**Records**

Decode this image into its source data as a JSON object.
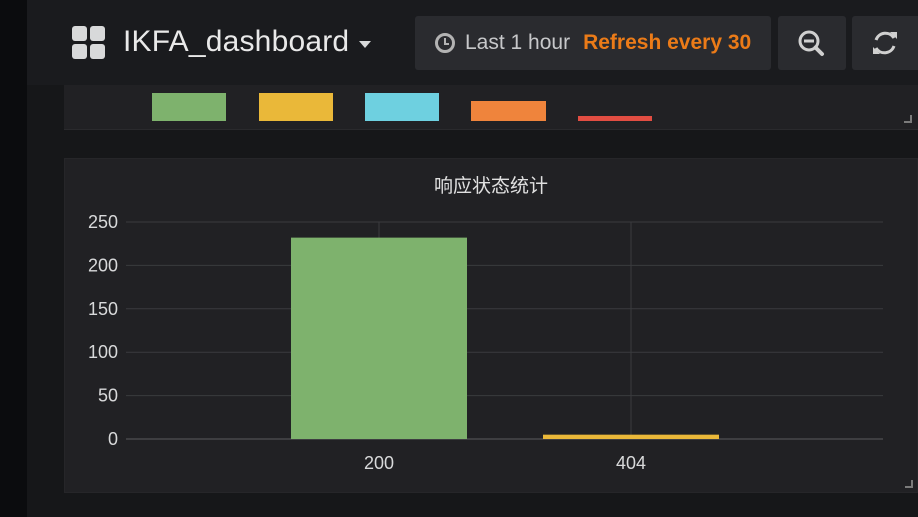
{
  "header": {
    "dashboard_title": "IKFA_dashboard",
    "time_range": "Last 1 hour",
    "refresh_label": "Refresh every 30",
    "icons": {
      "dashboard": "grid-icon",
      "time": "clock-icon",
      "zoom": "zoom-out-icon",
      "refresh": "refresh-icon"
    }
  },
  "legend_colors": [
    "#7eb26d",
    "#eab839",
    "#6ed0e0",
    "#ef843c",
    "#e24d42"
  ],
  "panel": {
    "title": "响应状态统计"
  },
  "chart_data": {
    "type": "bar",
    "title": "响应状态统计",
    "categories": [
      "200",
      "404"
    ],
    "values": [
      232,
      5
    ],
    "colors": [
      "#7eb26d",
      "#eab839"
    ],
    "y_ticks": [
      "0",
      "50",
      "100",
      "150",
      "200",
      "250"
    ],
    "ylim": [
      0,
      250
    ],
    "grid": true,
    "legend": "none"
  }
}
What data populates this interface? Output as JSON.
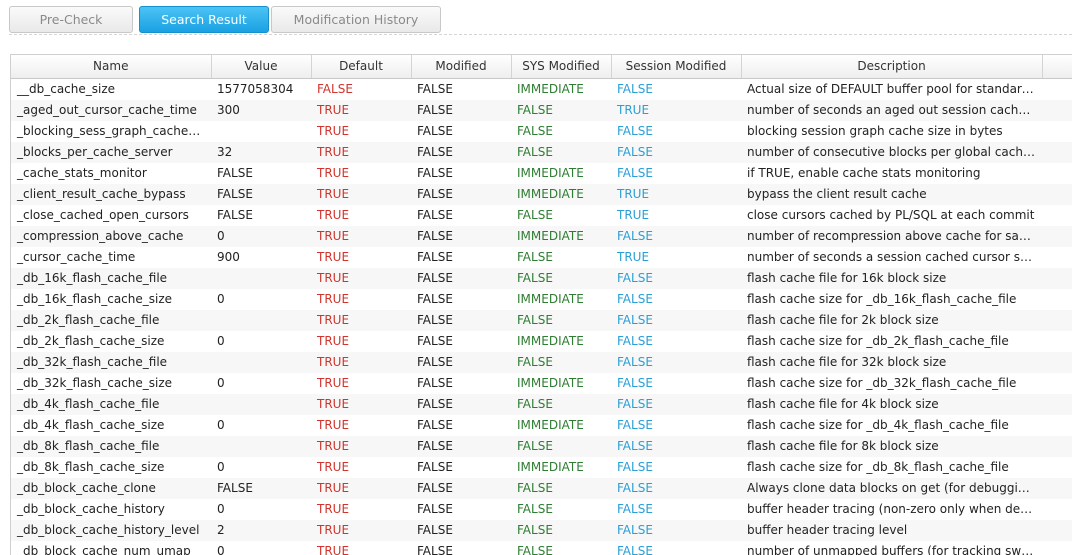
{
  "tabs": [
    {
      "label": "Pre-Check"
    },
    {
      "label": "Search Result"
    },
    {
      "label": "Modification History"
    }
  ],
  "colors": {
    "false_default": "#d0342c",
    "sys_modified": "#2e7d32",
    "session_modified": "#2a9fd6",
    "active_tab": "#1aa1e3"
  },
  "table": {
    "headers": [
      "Name",
      "Value",
      "Default",
      "Modified",
      "SYS Modified",
      "Session Modified",
      "Description"
    ],
    "rows": [
      [
        "__db_cache_size",
        "1577058304",
        "FALSE",
        "FALSE",
        "IMMEDIATE",
        "FALSE",
        "Actual size of DEFAULT buffer pool for standard block size buffers"
      ],
      [
        "_aged_out_cursor_cache_time",
        "300",
        "TRUE",
        "FALSE",
        "FALSE",
        "TRUE",
        "number of seconds an aged out session cached cursor stay in cache"
      ],
      [
        "_blocking_sess_graph_cache_size",
        "",
        "TRUE",
        "FALSE",
        "FALSE",
        "FALSE",
        "blocking session graph cache size in bytes"
      ],
      [
        "_blocks_per_cache_server",
        "32",
        "TRUE",
        "FALSE",
        "FALSE",
        "FALSE",
        "number of consecutive blocks per global cache server"
      ],
      [
        "_cache_stats_monitor",
        "FALSE",
        "TRUE",
        "FALSE",
        "IMMEDIATE",
        "FALSE",
        "if TRUE, enable cache stats monitoring"
      ],
      [
        "_client_result_cache_bypass",
        "FALSE",
        "TRUE",
        "FALSE",
        "IMMEDIATE",
        "TRUE",
        "bypass the client result cache"
      ],
      [
        "_close_cached_open_cursors",
        "FALSE",
        "TRUE",
        "FALSE",
        "FALSE",
        "TRUE",
        "close cursors cached by PL/SQL at each commit"
      ],
      [
        "_compression_above_cache",
        "0",
        "TRUE",
        "FALSE",
        "IMMEDIATE",
        "FALSE",
        "number of recompression above cache for sanity check"
      ],
      [
        "_cursor_cache_time",
        "900",
        "TRUE",
        "FALSE",
        "FALSE",
        "TRUE",
        "number of seconds a session cached cursor stay in cache"
      ],
      [
        "_db_16k_flash_cache_file",
        "",
        "TRUE",
        "FALSE",
        "FALSE",
        "FALSE",
        "flash cache file for 16k block size"
      ],
      [
        "_db_16k_flash_cache_size",
        "0",
        "TRUE",
        "FALSE",
        "IMMEDIATE",
        "FALSE",
        "flash cache size for _db_16k_flash_cache_file"
      ],
      [
        "_db_2k_flash_cache_file",
        "",
        "TRUE",
        "FALSE",
        "FALSE",
        "FALSE",
        "flash cache file for 2k block size"
      ],
      [
        "_db_2k_flash_cache_size",
        "0",
        "TRUE",
        "FALSE",
        "IMMEDIATE",
        "FALSE",
        "flash cache size for _db_2k_flash_cache_file"
      ],
      [
        "_db_32k_flash_cache_file",
        "",
        "TRUE",
        "FALSE",
        "FALSE",
        "FALSE",
        "flash cache file for 32k block size"
      ],
      [
        "_db_32k_flash_cache_size",
        "0",
        "TRUE",
        "FALSE",
        "IMMEDIATE",
        "FALSE",
        "flash cache size for _db_32k_flash_cache_file"
      ],
      [
        "_db_4k_flash_cache_file",
        "",
        "TRUE",
        "FALSE",
        "FALSE",
        "FALSE",
        "flash cache file for 4k block size"
      ],
      [
        "_db_4k_flash_cache_size",
        "0",
        "TRUE",
        "FALSE",
        "IMMEDIATE",
        "FALSE",
        "flash cache size for _db_4k_flash_cache_file"
      ],
      [
        "_db_8k_flash_cache_file",
        "",
        "TRUE",
        "FALSE",
        "FALSE",
        "FALSE",
        "flash cache file for 8k block size"
      ],
      [
        "_db_8k_flash_cache_size",
        "0",
        "TRUE",
        "FALSE",
        "IMMEDIATE",
        "FALSE",
        "flash cache size for _db_8k_flash_cache_file"
      ],
      [
        "_db_block_cache_clone",
        "FALSE",
        "TRUE",
        "FALSE",
        "FALSE",
        "FALSE",
        "Always clone data blocks on get (for debugging)"
      ],
      [
        "_db_block_cache_history",
        "0",
        "TRUE",
        "FALSE",
        "FALSE",
        "FALSE",
        "buffer header tracing (non-zero only when debugging)"
      ],
      [
        "_db_block_cache_history_level",
        "2",
        "TRUE",
        "FALSE",
        "FALSE",
        "FALSE",
        "buffer header tracing level"
      ],
      [
        "_db_block_cache_num_umap",
        "0",
        "TRUE",
        "FALSE",
        "FALSE",
        "FALSE",
        "number of unmapped buffers (for tracking swap calls on blocks)"
      ]
    ]
  }
}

**Task objective**
How many lines in the listing above contain "seconds"? Answer with the number alone.

**Written solution**
2